What you need to do
Copy each line exactly. Drop every picture.

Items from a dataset
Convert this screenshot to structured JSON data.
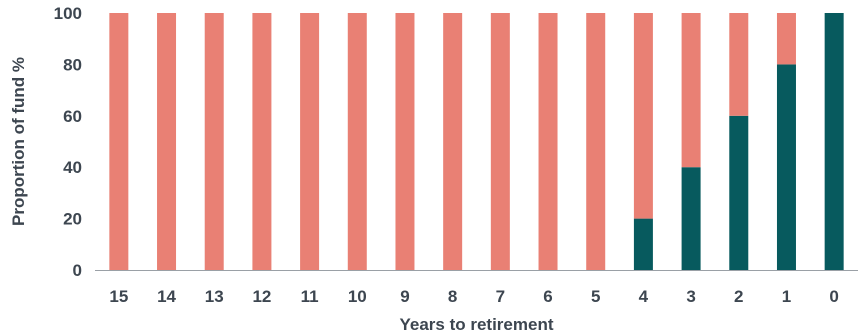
{
  "chart_data": {
    "type": "bar",
    "stacked": true,
    "title": "",
    "xlabel": "Years to retirement",
    "ylabel": "Proportion of fund %",
    "ylim": [
      0,
      100
    ],
    "yticks": [
      "0",
      "20",
      "40",
      "60",
      "80",
      "100"
    ],
    "categories": [
      "15",
      "14",
      "13",
      "12",
      "11",
      "10",
      "9",
      "8",
      "7",
      "6",
      "5",
      "4",
      "3",
      "2",
      "1",
      "0"
    ],
    "series": [
      {
        "color": "#075a5e",
        "values": [
          0,
          0,
          0,
          0,
          0,
          0,
          0,
          0,
          0,
          0,
          0,
          20,
          40,
          60,
          80,
          100
        ]
      },
      {
        "color": "#e98074",
        "values": [
          100,
          100,
          100,
          100,
          100,
          100,
          100,
          100,
          100,
          100,
          100,
          80,
          60,
          40,
          20,
          0
        ]
      }
    ],
    "grid": false,
    "legend": "none"
  }
}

Task response
Convert this screenshot to structured JSON data.
{
  "chart_data": {
    "type": "bar",
    "stacked": true,
    "title": "",
    "xlabel": "Years to retirement",
    "ylabel": "Proportion of fund %",
    "ylim": [
      0,
      100
    ],
    "yticks": [
      "0",
      "20",
      "40",
      "60",
      "80",
      "100"
    ],
    "categories": [
      "15",
      "14",
      "13",
      "12",
      "11",
      "10",
      "9",
      "8",
      "7",
      "6",
      "5",
      "4",
      "3",
      "2",
      "1",
      "0"
    ],
    "series": [
      {
        "color": "#075a5e",
        "values": [
          0,
          0,
          0,
          0,
          0,
          0,
          0,
          0,
          0,
          0,
          0,
          20,
          40,
          60,
          80,
          100
        ]
      },
      {
        "color": "#e98074",
        "values": [
          100,
          100,
          100,
          100,
          100,
          100,
          100,
          100,
          100,
          100,
          100,
          80,
          60,
          40,
          20,
          0
        ]
      }
    ],
    "grid": false,
    "legend": "none"
  }
}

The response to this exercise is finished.